Requirement.
Your task is to locate every line holding the string "have" and to copy each of them.

------------------------------------------------------------------------

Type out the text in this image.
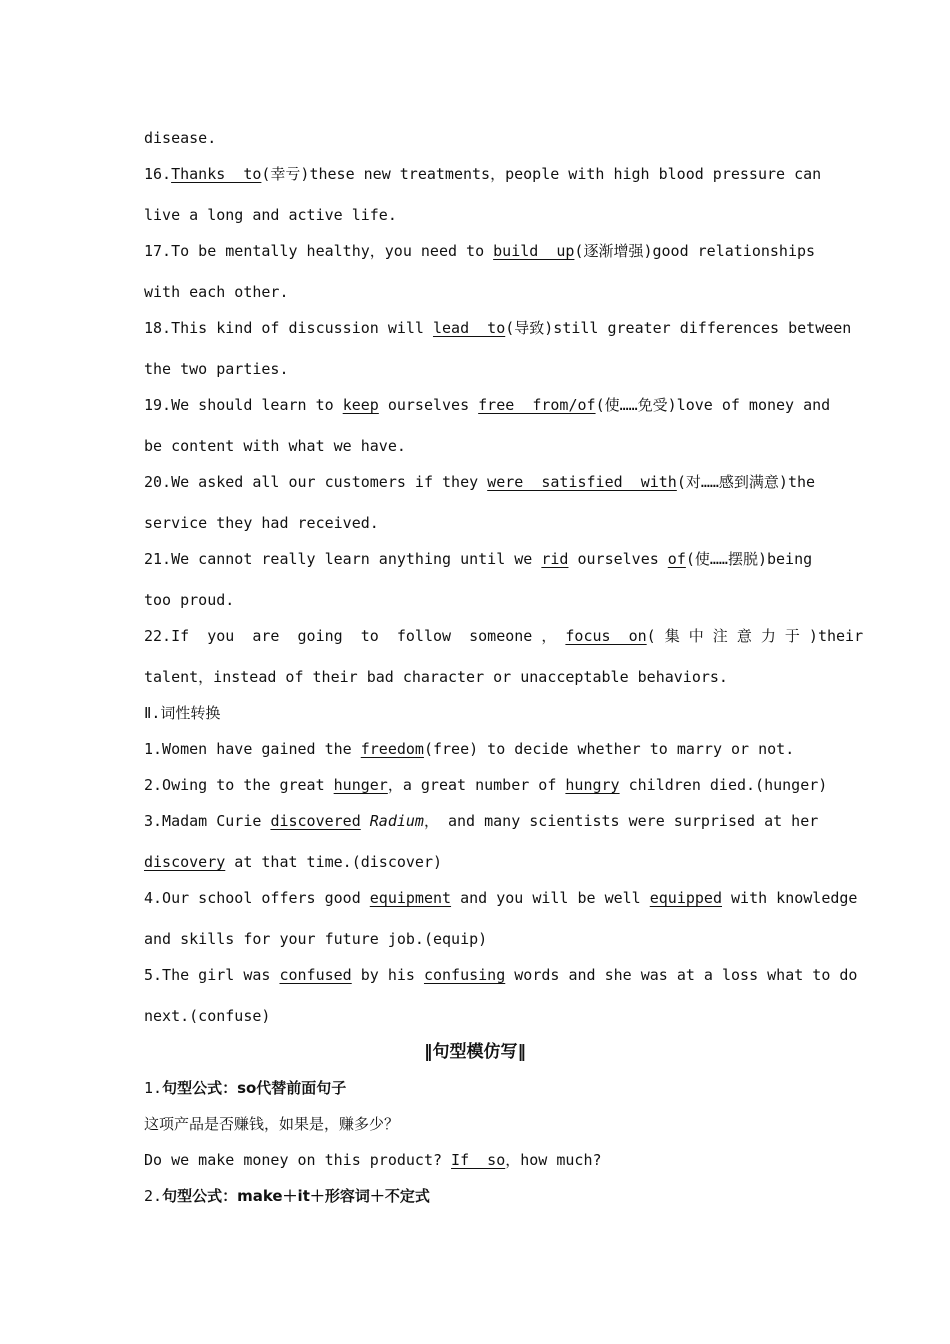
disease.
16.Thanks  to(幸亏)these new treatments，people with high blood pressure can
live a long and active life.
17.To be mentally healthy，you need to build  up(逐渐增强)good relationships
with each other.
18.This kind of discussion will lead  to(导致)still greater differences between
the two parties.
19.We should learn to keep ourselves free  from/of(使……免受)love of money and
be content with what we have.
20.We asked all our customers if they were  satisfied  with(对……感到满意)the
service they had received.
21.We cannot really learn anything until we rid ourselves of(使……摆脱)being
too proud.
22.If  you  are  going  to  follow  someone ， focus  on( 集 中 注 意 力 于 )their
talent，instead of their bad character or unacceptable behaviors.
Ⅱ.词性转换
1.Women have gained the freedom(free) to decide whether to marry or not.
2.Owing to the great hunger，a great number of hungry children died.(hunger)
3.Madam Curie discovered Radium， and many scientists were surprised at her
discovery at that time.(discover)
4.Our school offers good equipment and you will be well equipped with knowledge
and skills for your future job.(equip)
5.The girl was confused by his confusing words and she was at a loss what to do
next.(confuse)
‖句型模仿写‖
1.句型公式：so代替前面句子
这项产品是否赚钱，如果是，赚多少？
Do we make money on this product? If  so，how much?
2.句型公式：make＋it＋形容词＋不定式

------------------------------------------------------------------------

Reply to the exercise.
be content with what we have.
1.Women have gained the freedom(free) to decide whether to marry or not.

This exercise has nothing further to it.